Aim: Reproduce the entries below in full, word for word.
--- Start of Excerpted records ---
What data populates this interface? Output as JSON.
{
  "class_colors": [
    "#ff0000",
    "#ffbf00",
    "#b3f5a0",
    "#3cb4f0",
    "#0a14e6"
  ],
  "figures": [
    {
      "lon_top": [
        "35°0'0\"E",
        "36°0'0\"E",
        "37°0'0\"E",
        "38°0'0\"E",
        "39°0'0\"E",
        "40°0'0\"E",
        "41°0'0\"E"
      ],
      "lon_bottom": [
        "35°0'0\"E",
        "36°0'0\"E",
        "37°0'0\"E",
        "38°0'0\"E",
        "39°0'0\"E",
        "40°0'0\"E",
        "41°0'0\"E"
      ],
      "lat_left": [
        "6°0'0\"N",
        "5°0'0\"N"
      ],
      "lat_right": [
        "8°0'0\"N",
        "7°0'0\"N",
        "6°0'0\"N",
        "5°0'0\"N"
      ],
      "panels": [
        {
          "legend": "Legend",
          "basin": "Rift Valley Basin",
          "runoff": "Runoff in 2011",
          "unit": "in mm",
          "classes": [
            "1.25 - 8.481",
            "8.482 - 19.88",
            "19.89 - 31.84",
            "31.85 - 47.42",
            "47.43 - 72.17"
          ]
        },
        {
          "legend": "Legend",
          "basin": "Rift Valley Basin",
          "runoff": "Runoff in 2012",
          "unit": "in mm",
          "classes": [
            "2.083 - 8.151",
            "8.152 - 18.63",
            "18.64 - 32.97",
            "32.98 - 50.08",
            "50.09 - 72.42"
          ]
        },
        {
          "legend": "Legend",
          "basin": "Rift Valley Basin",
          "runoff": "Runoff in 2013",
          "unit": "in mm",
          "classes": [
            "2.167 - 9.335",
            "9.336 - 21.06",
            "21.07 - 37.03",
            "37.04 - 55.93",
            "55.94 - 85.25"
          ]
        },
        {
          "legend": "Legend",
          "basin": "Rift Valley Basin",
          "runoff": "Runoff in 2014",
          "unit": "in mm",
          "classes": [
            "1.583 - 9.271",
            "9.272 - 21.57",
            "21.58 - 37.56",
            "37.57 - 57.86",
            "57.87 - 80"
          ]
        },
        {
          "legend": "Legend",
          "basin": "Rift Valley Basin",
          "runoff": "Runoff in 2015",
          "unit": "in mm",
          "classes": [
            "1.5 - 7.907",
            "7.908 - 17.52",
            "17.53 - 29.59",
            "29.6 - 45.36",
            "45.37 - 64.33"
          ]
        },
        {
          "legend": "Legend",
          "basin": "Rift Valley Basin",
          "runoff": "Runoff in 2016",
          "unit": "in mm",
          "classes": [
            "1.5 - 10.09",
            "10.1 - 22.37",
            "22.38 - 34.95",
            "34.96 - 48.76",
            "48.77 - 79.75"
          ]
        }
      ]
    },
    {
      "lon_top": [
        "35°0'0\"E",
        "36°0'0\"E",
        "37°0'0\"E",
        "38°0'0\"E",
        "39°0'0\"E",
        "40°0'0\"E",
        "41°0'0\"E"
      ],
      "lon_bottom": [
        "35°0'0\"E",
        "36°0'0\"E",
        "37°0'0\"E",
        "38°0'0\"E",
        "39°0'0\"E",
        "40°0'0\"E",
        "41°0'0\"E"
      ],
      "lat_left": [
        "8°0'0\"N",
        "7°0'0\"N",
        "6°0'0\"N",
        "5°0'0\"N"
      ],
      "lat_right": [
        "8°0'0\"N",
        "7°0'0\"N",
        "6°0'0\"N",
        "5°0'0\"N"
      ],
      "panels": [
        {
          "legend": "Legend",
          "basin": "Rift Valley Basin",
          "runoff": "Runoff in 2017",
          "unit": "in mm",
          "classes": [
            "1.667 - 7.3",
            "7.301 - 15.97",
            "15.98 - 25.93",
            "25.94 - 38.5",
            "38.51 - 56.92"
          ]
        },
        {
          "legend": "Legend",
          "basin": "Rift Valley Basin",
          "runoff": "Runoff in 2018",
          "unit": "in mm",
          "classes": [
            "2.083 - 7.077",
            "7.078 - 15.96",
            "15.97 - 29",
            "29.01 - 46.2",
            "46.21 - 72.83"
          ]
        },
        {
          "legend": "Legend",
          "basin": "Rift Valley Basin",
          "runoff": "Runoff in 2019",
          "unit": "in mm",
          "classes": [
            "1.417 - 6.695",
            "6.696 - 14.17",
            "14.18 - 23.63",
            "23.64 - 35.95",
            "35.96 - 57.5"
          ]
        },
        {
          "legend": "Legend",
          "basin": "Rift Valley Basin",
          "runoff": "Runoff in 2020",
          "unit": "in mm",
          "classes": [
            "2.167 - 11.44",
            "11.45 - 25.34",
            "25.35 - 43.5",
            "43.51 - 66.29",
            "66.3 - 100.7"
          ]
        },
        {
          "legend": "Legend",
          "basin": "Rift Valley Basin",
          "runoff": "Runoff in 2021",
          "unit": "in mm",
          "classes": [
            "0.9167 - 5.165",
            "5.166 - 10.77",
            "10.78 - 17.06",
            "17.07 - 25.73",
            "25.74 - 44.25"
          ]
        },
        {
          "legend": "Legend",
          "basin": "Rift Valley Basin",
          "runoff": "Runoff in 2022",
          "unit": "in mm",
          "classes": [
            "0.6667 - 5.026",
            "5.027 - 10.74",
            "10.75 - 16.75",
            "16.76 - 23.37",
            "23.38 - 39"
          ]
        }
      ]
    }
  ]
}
--- End of Excerpted records ---
The response:
What data populates this interface? Output as JSON.
{
  "class_colors": [
    "#ff0000",
    "#ffbf00",
    "#b3f5a0",
    "#3cb4f0",
    "#0a14e6"
  ],
  "figures": [
    {
      "lon_top": [
        "35°0'0\"E",
        "36°0'0\"E",
        "37°0'0\"E",
        "38°0'0\"E",
        "39°0'0\"E",
        "40°0'0\"E",
        "41°0'0\"E"
      ],
      "lon_bottom": [
        "35°0'0\"E",
        "36°0'0\"E",
        "37°0'0\"E",
        "38°0'0\"E",
        "39°0'0\"E",
        "40°0'0\"E",
        "41°0'0\"E"
      ],
      "lat_left": [
        "6°0'0\"N",
        "5°0'0\"N"
      ],
      "lat_right": [
        "8°0'0\"N",
        "7°0'0\"N",
        "6°0'0\"N",
        "5°0'0\"N"
      ],
      "panels": [
        {
          "legend": "Legend",
          "basin": "Rift Valley Basin",
          "runoff": "Runoff in 2011",
          "unit": "in mm",
          "classes": [
            "1.25 - 8.481",
            "8.482 - 19.88",
            "19.89 - 31.84",
            "31.85 - 47.42",
            "47.43 - 72.17"
          ]
        },
        {
          "legend": "Legend",
          "basin": "Rift Valley Basin",
          "runoff": "Runoff in 2012",
          "unit": "in mm",
          "classes": [
            "2.083 - 8.151",
            "8.152 - 18.63",
            "18.64 - 32.97",
            "32.98 - 50.08",
            "50.09 - 72.42"
          ]
        },
        {
          "legend": "Legend",
          "basin": "Rift Valley Basin",
          "runoff": "Runoff in 2013",
          "unit": "in mm",
          "classes": [
            "2.167 - 9.335",
            "9.336 - 21.06",
            "21.07 - 37.03",
            "37.04 - 55.93",
            "55.94 - 85.25"
          ]
        },
        {
          "legend": "Legend",
          "basin": "Rift Valley Basin",
          "runoff": "Runoff in 2014",
          "unit": "in mm",
          "classes": [
            "1.583 - 9.271",
            "9.272 - 21.57",
            "21.58 - 37.56",
            "37.57 - 57.86",
            "57.87 - 80"
          ]
        },
        {
          "legend": "Legend",
          "basin": "Rift Valley Basin",
          "runoff": "Runoff in 2015",
          "unit": "in mm",
          "classes": [
            "1.5 - 7.907",
            "7.908 - 17.52",
            "17.53 - 29.59",
            "29.6 - 45.36",
            "45.37 - 64.33"
          ]
        },
        {
          "legend": "Legend",
          "basin": "Rift Valley Basin",
          "runoff": "Runoff in 2016",
          "unit": "in mm",
          "classes": [
            "1.5 - 10.09",
            "10.1 - 22.37",
            "22.38 - 34.95",
            "34.96 - 48.76",
            "48.77 - 79.75"
          ]
        }
      ]
    },
    {
      "lon_top": [
        "35°0'0\"E",
        "36°0'0\"E",
        "37°0'0\"E",
        "38°0'0\"E",
        "39°0'0\"E",
        "40°0'0\"E",
        "41°0'0\"E"
      ],
      "lon_bottom": [
        "35°0'0\"E",
        "36°0'0\"E",
        "37°0'0\"E",
        "38°0'0\"E",
        "39°0'0\"E",
        "40°0'0\"E",
        "41°0'0\"E"
      ],
      "lat_left": [
        "8°0'0\"N",
        "7°0'0\"N",
        "6°0'0\"N",
        "5°0'0\"N"
      ],
      "lat_right": [
        "8°0'0\"N",
        "7°0'0\"N",
        "6°0'0\"N",
        "5°0'0\"N"
      ],
      "panels": [
        {
          "legend": "Legend",
          "basin": "Rift Valley Basin",
          "runoff": "Runoff in 2017",
          "unit": "in mm",
          "classes": [
            "1.667 - 7.3",
            "7.301 - 15.97",
            "15.98 - 25.93",
            "25.94 - 38.5",
            "38.51 - 56.92"
          ]
        },
        {
          "legend": "Legend",
          "basin": "Rift Valley Basin",
          "runoff": "Runoff in 2018",
          "unit": "in mm",
          "classes": [
            "2.083 - 7.077",
            "7.078 - 15.96",
            "15.97 - 29",
            "29.01 - 46.2",
            "46.21 - 72.83"
          ]
        },
        {
          "legend": "Legend",
          "basin": "Rift Valley Basin",
          "runoff": "Runoff in 2019",
          "unit": "in mm",
          "classes": [
            "1.417 - 6.695",
            "6.696 - 14.17",
            "14.18 - 23.63",
            "23.64 - 35.95",
            "35.96 - 57.5"
          ]
        },
        {
          "legend": "Legend",
          "basin": "Rift Valley Basin",
          "runoff": "Runoff in 2020",
          "unit": "in mm",
          "classes": [
            "2.167 - 11.44",
            "11.45 - 25.34",
            "25.35 - 43.5",
            "43.51 - 66.29",
            "66.3 - 100.7"
          ]
        },
        {
          "legend": "Legend",
          "basin": "Rift Valley Basin",
          "runoff": "Runoff in 2021",
          "unit": "in mm",
          "classes": [
            "0.9167 - 5.165",
            "5.166 - 10.77",
            "10.78 - 17.06",
            "17.07 - 25.73",
            "25.74 - 44.25"
          ]
        },
        {
          "legend": "Legend",
          "basin": "Rift Valley Basin",
          "runoff": "Runoff in 2022",
          "unit": "in mm",
          "classes": [
            "0.6667 - 5.026",
            "5.027 - 10.74",
            "10.75 - 16.75",
            "16.76 - 23.37",
            "23.38 - 39"
          ]
        }
      ]
    }
  ]
}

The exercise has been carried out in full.